- Your goal -
Look through the data below. Collect every line where the word "values" occurs.

[Recorded data start]

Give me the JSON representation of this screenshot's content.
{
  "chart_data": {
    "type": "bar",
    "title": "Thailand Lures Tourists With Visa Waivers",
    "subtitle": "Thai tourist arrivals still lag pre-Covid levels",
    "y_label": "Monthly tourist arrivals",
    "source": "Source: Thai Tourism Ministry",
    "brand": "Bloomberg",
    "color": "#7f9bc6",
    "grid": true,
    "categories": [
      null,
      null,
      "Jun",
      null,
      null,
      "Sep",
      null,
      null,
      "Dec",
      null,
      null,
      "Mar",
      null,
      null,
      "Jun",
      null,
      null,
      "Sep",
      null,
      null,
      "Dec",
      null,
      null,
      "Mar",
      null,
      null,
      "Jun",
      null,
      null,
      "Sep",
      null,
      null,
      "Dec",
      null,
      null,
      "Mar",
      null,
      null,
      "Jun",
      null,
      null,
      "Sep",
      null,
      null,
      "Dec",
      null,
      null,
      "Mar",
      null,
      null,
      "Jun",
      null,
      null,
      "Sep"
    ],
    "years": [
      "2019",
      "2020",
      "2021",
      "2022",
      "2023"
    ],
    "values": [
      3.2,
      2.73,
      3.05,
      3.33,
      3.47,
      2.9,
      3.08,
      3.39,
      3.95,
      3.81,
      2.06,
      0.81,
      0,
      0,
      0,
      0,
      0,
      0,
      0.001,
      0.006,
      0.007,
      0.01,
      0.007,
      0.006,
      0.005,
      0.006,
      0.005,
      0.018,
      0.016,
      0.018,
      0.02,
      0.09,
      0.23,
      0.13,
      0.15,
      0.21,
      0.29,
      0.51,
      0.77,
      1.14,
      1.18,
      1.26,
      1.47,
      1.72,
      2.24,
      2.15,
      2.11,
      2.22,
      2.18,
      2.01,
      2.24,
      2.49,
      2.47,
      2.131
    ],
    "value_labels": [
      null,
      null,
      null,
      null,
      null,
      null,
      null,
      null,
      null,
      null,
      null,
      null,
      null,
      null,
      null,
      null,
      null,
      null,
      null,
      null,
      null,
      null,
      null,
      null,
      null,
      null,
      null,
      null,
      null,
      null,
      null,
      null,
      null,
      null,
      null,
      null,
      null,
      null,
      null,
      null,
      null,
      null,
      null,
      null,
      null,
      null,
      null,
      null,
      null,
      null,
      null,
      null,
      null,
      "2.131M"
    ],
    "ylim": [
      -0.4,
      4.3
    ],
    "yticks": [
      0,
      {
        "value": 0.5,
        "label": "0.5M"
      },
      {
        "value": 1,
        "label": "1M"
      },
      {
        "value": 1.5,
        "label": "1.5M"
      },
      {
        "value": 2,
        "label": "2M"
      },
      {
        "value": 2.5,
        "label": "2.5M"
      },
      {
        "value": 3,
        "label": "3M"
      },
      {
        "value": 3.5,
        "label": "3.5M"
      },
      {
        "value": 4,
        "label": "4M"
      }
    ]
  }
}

[Recorded data end]
[Recorded data start]

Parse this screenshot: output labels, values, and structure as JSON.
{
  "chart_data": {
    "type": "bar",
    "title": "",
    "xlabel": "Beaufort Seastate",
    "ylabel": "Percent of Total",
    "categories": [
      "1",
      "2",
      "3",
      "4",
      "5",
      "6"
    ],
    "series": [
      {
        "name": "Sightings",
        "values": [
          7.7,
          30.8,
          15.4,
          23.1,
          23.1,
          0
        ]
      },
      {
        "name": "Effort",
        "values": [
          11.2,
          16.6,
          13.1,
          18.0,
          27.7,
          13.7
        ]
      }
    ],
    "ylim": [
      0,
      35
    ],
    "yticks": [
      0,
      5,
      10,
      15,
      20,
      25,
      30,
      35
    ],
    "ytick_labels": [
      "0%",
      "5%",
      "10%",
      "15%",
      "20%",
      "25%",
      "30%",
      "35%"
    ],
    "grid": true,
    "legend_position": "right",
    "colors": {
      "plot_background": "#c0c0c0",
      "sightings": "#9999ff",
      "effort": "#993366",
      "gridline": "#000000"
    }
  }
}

[Recorded data end]

- Expected answer -
    "values": [
Parse this screenshot: output labels, values, and structure as JSON.
        "values": [
        "values": [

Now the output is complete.